§ **WHAT YOU HAVE TO DO**
Copy out the material word for word, from its first line through the line containing "line-number: 24 <box>88 159 100 169</box>", with both ends included.

━━ PROVIDED MATERIAL

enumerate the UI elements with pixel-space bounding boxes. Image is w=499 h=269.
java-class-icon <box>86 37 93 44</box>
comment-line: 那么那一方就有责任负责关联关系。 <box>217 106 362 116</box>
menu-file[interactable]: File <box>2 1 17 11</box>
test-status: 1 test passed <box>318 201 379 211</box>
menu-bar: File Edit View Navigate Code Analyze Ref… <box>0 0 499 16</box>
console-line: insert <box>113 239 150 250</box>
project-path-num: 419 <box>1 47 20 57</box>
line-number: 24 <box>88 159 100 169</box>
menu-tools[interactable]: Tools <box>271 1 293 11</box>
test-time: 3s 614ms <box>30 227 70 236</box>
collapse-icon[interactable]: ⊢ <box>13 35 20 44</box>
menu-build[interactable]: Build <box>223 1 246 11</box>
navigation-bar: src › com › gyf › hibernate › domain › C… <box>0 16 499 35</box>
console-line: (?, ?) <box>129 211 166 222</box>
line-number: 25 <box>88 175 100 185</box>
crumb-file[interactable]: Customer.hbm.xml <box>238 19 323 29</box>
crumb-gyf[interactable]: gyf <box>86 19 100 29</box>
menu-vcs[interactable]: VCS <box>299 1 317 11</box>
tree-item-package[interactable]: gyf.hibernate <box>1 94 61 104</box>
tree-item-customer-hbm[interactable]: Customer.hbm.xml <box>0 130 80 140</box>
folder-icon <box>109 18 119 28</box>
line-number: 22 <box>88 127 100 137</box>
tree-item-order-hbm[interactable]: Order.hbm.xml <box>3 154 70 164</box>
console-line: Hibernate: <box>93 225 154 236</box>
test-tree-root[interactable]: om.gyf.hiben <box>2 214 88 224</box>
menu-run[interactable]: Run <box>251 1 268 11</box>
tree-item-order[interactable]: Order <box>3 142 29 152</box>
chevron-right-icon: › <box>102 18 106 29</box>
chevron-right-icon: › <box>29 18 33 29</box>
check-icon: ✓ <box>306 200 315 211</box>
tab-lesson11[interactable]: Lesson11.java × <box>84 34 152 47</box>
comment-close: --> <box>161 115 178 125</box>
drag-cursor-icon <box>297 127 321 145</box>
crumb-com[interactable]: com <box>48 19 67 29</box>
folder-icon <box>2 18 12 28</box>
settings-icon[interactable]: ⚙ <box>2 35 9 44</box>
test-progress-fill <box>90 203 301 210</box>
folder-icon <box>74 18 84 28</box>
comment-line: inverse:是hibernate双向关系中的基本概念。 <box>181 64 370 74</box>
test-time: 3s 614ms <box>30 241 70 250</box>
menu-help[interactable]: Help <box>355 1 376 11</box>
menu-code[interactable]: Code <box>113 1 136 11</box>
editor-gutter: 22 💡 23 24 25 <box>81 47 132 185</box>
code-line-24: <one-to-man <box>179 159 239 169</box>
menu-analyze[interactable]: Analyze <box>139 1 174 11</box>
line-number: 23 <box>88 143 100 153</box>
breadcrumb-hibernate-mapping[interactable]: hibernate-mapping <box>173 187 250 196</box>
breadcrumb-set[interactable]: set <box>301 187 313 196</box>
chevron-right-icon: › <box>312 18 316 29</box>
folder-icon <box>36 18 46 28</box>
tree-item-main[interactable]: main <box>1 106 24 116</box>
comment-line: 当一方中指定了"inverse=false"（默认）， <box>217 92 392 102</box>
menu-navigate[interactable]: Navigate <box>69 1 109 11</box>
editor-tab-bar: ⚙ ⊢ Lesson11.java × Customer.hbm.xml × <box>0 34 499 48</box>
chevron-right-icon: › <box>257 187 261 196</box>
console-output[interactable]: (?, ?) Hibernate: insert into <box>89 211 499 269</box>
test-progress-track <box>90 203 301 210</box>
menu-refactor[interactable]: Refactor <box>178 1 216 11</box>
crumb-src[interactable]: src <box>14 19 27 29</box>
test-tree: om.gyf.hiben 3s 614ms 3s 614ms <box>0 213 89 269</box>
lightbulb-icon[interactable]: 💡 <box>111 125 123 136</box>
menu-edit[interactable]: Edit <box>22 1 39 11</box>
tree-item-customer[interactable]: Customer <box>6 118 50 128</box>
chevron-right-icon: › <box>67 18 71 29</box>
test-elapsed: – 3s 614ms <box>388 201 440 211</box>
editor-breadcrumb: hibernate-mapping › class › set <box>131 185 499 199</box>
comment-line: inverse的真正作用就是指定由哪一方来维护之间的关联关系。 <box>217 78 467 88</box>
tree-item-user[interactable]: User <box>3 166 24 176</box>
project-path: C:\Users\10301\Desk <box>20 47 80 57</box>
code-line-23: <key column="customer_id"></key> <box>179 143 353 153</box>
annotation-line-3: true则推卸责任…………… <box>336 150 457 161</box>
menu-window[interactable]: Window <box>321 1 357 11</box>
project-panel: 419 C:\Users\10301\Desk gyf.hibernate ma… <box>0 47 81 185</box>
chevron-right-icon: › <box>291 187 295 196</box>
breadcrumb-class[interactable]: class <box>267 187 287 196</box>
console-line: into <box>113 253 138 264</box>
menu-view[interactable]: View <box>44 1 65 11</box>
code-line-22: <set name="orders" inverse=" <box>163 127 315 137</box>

━━━━

§ **WRITTEN REPLY**
enumerate the UI elements with pixel-space bounding boxes. Image is w=499 h=269.
java-class-icon <box>86 37 93 44</box>
comment-line: 那么那一方就有责任负责关联关系。 <box>217 106 362 116</box>
menu-file[interactable]: File <box>2 1 17 11</box>
test-status: 1 test passed <box>318 201 379 211</box>
menu-bar: File Edit View Navigate Code Analyze Ref… <box>0 0 499 16</box>
console-line: insert <box>113 239 150 250</box>
project-path-num: 419 <box>1 47 20 57</box>
line-number: 24 <box>88 159 100 169</box>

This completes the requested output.